> **THE PROBLEM**
Consider the data that follows and state how many lines contain the string "Fuel", using the number alone.

> **DATA LISTING**

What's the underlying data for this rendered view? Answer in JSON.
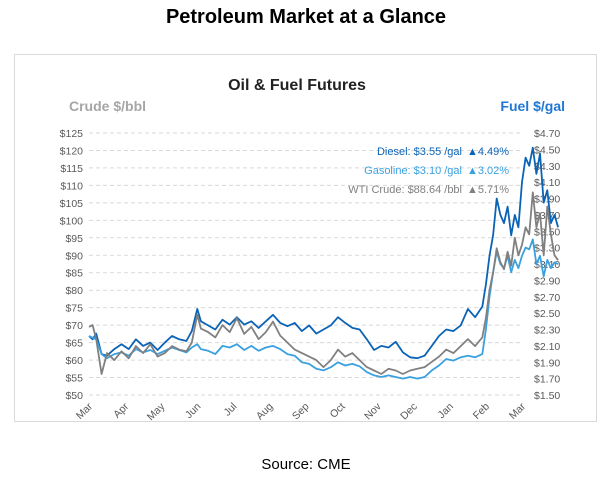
{
  "page": {
    "title": "Petroleum Market at a Glance",
    "source": "Source: CME"
  },
  "chart_data": {
    "type": "line",
    "title": "Oil & Fuel Futures",
    "left_axis": {
      "label": "Crude $/bbl",
      "ylim": [
        50,
        125
      ],
      "ticks": [
        50,
        55,
        60,
        65,
        70,
        75,
        80,
        85,
        90,
        95,
        100,
        105,
        110,
        115,
        120,
        125
      ],
      "tick_labels": [
        "$50",
        "$55",
        "$60",
        "$65",
        "$70",
        "$75",
        "$80",
        "$85",
        "$90",
        "$95",
        "$100",
        "$105",
        "$110",
        "$115",
        "$120",
        "$125"
      ],
      "color": "#a6a6a6"
    },
    "right_axis": {
      "label": "Fuel $/gal",
      "ylim": [
        1.5,
        4.7
      ],
      "ticks": [
        1.5,
        1.7,
        1.9,
        2.1,
        2.3,
        2.5,
        2.7,
        2.9,
        3.1,
        3.3,
        3.5,
        3.7,
        3.9,
        4.1,
        4.3,
        4.5,
        4.7
      ],
      "tick_labels": [
        "$1.50",
        "$1.70",
        "$1.90",
        "$2.10",
        "$2.30",
        "$2.50",
        "$2.70",
        "$2.90",
        "$3.10",
        "$3.30",
        "$3.50",
        "$3.70",
        "$3.90",
        "$4.10",
        "$4.30",
        "$4.50",
        "$4.70"
      ],
      "color": "#1f77d4"
    },
    "x_categories": [
      "Mar",
      "Apr",
      "May",
      "Jun",
      "Jul",
      "Aug",
      "Sep",
      "Oct",
      "Nov",
      "Dec",
      "Jan",
      "Feb",
      "Mar"
    ],
    "grid": true,
    "legend_placement": "top-right",
    "series": [
      {
        "name": "Diesel:",
        "axis": "right",
        "color": "#0b63b6",
        "legend_value": "$3.55 /gal",
        "legend_change": "▲4.49%",
        "values": [
          [
            0,
            2.22
          ],
          [
            0.1,
            2.18
          ],
          [
            0.2,
            2.25
          ],
          [
            0.35,
            2.0
          ],
          [
            0.5,
            1.98
          ],
          [
            0.7,
            2.06
          ],
          [
            0.9,
            2.12
          ],
          [
            1.1,
            2.06
          ],
          [
            1.3,
            2.18
          ],
          [
            1.5,
            2.1
          ],
          [
            1.7,
            2.14
          ],
          [
            1.9,
            2.05
          ],
          [
            2.1,
            2.14
          ],
          [
            2.3,
            2.22
          ],
          [
            2.5,
            2.18
          ],
          [
            2.7,
            2.16
          ],
          [
            2.85,
            2.28
          ],
          [
            3.0,
            2.55
          ],
          [
            3.1,
            2.4
          ],
          [
            3.3,
            2.35
          ],
          [
            3.5,
            2.3
          ],
          [
            3.7,
            2.42
          ],
          [
            3.9,
            2.36
          ],
          [
            4.1,
            2.45
          ],
          [
            4.3,
            2.36
          ],
          [
            4.5,
            2.4
          ],
          [
            4.7,
            2.32
          ],
          [
            4.9,
            2.4
          ],
          [
            5.1,
            2.48
          ],
          [
            5.3,
            2.38
          ],
          [
            5.5,
            2.34
          ],
          [
            5.7,
            2.38
          ],
          [
            5.9,
            2.28
          ],
          [
            6.1,
            2.35
          ],
          [
            6.3,
            2.25
          ],
          [
            6.5,
            2.3
          ],
          [
            6.7,
            2.35
          ],
          [
            6.9,
            2.45
          ],
          [
            7.1,
            2.38
          ],
          [
            7.3,
            2.32
          ],
          [
            7.5,
            2.3
          ],
          [
            7.7,
            2.18
          ],
          [
            7.9,
            2.05
          ],
          [
            8.1,
            2.1
          ],
          [
            8.3,
            2.08
          ],
          [
            8.5,
            2.15
          ],
          [
            8.7,
            2.02
          ],
          [
            8.9,
            1.96
          ],
          [
            9.1,
            1.95
          ],
          [
            9.3,
            1.98
          ],
          [
            9.5,
            2.1
          ],
          [
            9.7,
            2.22
          ],
          [
            9.9,
            2.3
          ],
          [
            10.1,
            2.28
          ],
          [
            10.3,
            2.35
          ],
          [
            10.5,
            2.55
          ],
          [
            10.7,
            2.45
          ],
          [
            10.9,
            2.58
          ],
          [
            11.0,
            2.85
          ],
          [
            11.1,
            3.2
          ],
          [
            11.2,
            3.45
          ],
          [
            11.3,
            3.9
          ],
          [
            11.4,
            3.7
          ],
          [
            11.5,
            3.6
          ],
          [
            11.6,
            3.8
          ],
          [
            11.7,
            3.45
          ],
          [
            11.8,
            3.7
          ],
          [
            11.9,
            3.55
          ],
          [
            12.0,
            4.1
          ],
          [
            12.1,
            4.4
          ],
          [
            12.2,
            4.3
          ],
          [
            12.3,
            4.52
          ],
          [
            12.4,
            4.2
          ],
          [
            12.5,
            4.45
          ],
          [
            12.6,
            3.85
          ],
          [
            12.7,
            4.0
          ],
          [
            12.8,
            3.6
          ],
          [
            12.9,
            3.7
          ],
          [
            13.0,
            3.55
          ]
        ]
      },
      {
        "name": "Gasoline:",
        "axis": "right",
        "color": "#3aa0e0",
        "legend_value": "$3.10 /gal",
        "legend_change": "▲3.02%",
        "values": [
          [
            0,
            2.22
          ],
          [
            0.1,
            2.2
          ],
          [
            0.2,
            2.18
          ],
          [
            0.35,
            2.0
          ],
          [
            0.5,
            1.95
          ],
          [
            0.7,
            2.0
          ],
          [
            0.9,
            2.02
          ],
          [
            1.1,
            1.98
          ],
          [
            1.3,
            2.06
          ],
          [
            1.5,
            2.02
          ],
          [
            1.7,
            2.05
          ],
          [
            1.9,
            2.0
          ],
          [
            2.1,
            2.04
          ],
          [
            2.3,
            2.08
          ],
          [
            2.5,
            2.05
          ],
          [
            2.7,
            2.02
          ],
          [
            2.85,
            2.08
          ],
          [
            3.0,
            2.12
          ],
          [
            3.1,
            2.06
          ],
          [
            3.3,
            2.04
          ],
          [
            3.5,
            2.0
          ],
          [
            3.7,
            2.1
          ],
          [
            3.9,
            2.08
          ],
          [
            4.1,
            2.12
          ],
          [
            4.3,
            2.05
          ],
          [
            4.5,
            2.1
          ],
          [
            4.7,
            2.04
          ],
          [
            4.9,
            2.08
          ],
          [
            5.1,
            2.1
          ],
          [
            5.3,
            2.06
          ],
          [
            5.5,
            2.0
          ],
          [
            5.7,
            1.98
          ],
          [
            5.9,
            1.9
          ],
          [
            6.1,
            1.88
          ],
          [
            6.3,
            1.82
          ],
          [
            6.5,
            1.8
          ],
          [
            6.7,
            1.84
          ],
          [
            6.9,
            1.9
          ],
          [
            7.1,
            1.86
          ],
          [
            7.3,
            1.88
          ],
          [
            7.5,
            1.85
          ],
          [
            7.7,
            1.78
          ],
          [
            7.9,
            1.74
          ],
          [
            8.1,
            1.72
          ],
          [
            8.3,
            1.74
          ],
          [
            8.5,
            1.72
          ],
          [
            8.7,
            1.7
          ],
          [
            8.9,
            1.72
          ],
          [
            9.1,
            1.7
          ],
          [
            9.3,
            1.72
          ],
          [
            9.5,
            1.8
          ],
          [
            9.7,
            1.86
          ],
          [
            9.9,
            1.94
          ],
          [
            10.1,
            1.92
          ],
          [
            10.3,
            1.96
          ],
          [
            10.5,
            1.98
          ],
          [
            10.7,
            1.96
          ],
          [
            10.9,
            2.0
          ],
          [
            11.0,
            2.3
          ],
          [
            11.1,
            2.7
          ],
          [
            11.2,
            3.0
          ],
          [
            11.3,
            3.25
          ],
          [
            11.4,
            3.1
          ],
          [
            11.5,
            3.05
          ],
          [
            11.6,
            3.2
          ],
          [
            11.7,
            3.0
          ],
          [
            11.8,
            3.15
          ],
          [
            11.9,
            3.05
          ],
          [
            12.0,
            3.2
          ],
          [
            12.1,
            3.3
          ],
          [
            12.2,
            3.28
          ],
          [
            12.3,
            3.4
          ],
          [
            12.4,
            3.1
          ],
          [
            12.5,
            3.2
          ],
          [
            12.6,
            2.95
          ],
          [
            12.7,
            3.15
          ],
          [
            12.8,
            3.05
          ],
          [
            12.9,
            3.12
          ],
          [
            13.0,
            3.1
          ]
        ]
      },
      {
        "name": "WTI Crude:",
        "axis": "left",
        "color": "#808080",
        "legend_value": "$88.64 /bbl",
        "legend_change": "▲5.71%",
        "values": [
          [
            0,
            69.5
          ],
          [
            0.1,
            70.0
          ],
          [
            0.2,
            66.0
          ],
          [
            0.35,
            56.0
          ],
          [
            0.5,
            62.0
          ],
          [
            0.7,
            60.0
          ],
          [
            0.9,
            62.5
          ],
          [
            1.1,
            60.5
          ],
          [
            1.3,
            64.0
          ],
          [
            1.5,
            62.0
          ],
          [
            1.7,
            64.5
          ],
          [
            1.9,
            61.0
          ],
          [
            2.1,
            62.0
          ],
          [
            2.3,
            64.0
          ],
          [
            2.5,
            63.0
          ],
          [
            2.7,
            62.5
          ],
          [
            2.85,
            65.0
          ],
          [
            3.0,
            73.0
          ],
          [
            3.1,
            69.0
          ],
          [
            3.3,
            68.0
          ],
          [
            3.5,
            66.5
          ],
          [
            3.7,
            70.0
          ],
          [
            3.9,
            68.0
          ],
          [
            4.1,
            72.0
          ],
          [
            4.3,
            67.5
          ],
          [
            4.5,
            69.5
          ],
          [
            4.7,
            66.0
          ],
          [
            4.9,
            68.0
          ],
          [
            5.1,
            71.0
          ],
          [
            5.3,
            67.0
          ],
          [
            5.5,
            65.0
          ],
          [
            5.7,
            63.0
          ],
          [
            5.9,
            62.0
          ],
          [
            6.1,
            61.0
          ],
          [
            6.3,
            60.0
          ],
          [
            6.5,
            58.0
          ],
          [
            6.7,
            60.0
          ],
          [
            6.9,
            63.0
          ],
          [
            7.1,
            61.0
          ],
          [
            7.3,
            62.0
          ],
          [
            7.5,
            60.0
          ],
          [
            7.7,
            58.0
          ],
          [
            7.9,
            57.0
          ],
          [
            8.1,
            56.0
          ],
          [
            8.3,
            57.5
          ],
          [
            8.5,
            57.0
          ],
          [
            8.7,
            56.0
          ],
          [
            8.9,
            57.0
          ],
          [
            9.1,
            57.5
          ],
          [
            9.3,
            58.0
          ],
          [
            9.5,
            59.5
          ],
          [
            9.7,
            61.0
          ],
          [
            9.9,
            63.0
          ],
          [
            10.1,
            62.0
          ],
          [
            10.3,
            64.0
          ],
          [
            10.5,
            66.0
          ],
          [
            10.7,
            64.0
          ],
          [
            10.9,
            66.5
          ],
          [
            11.0,
            72.0
          ],
          [
            11.1,
            80.0
          ],
          [
            11.2,
            85.0
          ],
          [
            11.3,
            92.0
          ],
          [
            11.4,
            88.0
          ],
          [
            11.5,
            86.0
          ],
          [
            11.6,
            91.0
          ],
          [
            11.7,
            87.0
          ],
          [
            11.8,
            95.0
          ],
          [
            11.9,
            90.0
          ],
          [
            12.0,
            93.0
          ],
          [
            12.1,
            98.0
          ],
          [
            12.2,
            96.0
          ],
          [
            12.3,
            108.0
          ],
          [
            12.4,
            98.0
          ],
          [
            12.5,
            102.0
          ],
          [
            12.6,
            90.0
          ],
          [
            12.7,
            104.0
          ],
          [
            12.8,
            96.0
          ],
          [
            12.9,
            90.0
          ],
          [
            13.0,
            88.6
          ]
        ]
      }
    ]
  }
}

> **TASK RESPONSE**
2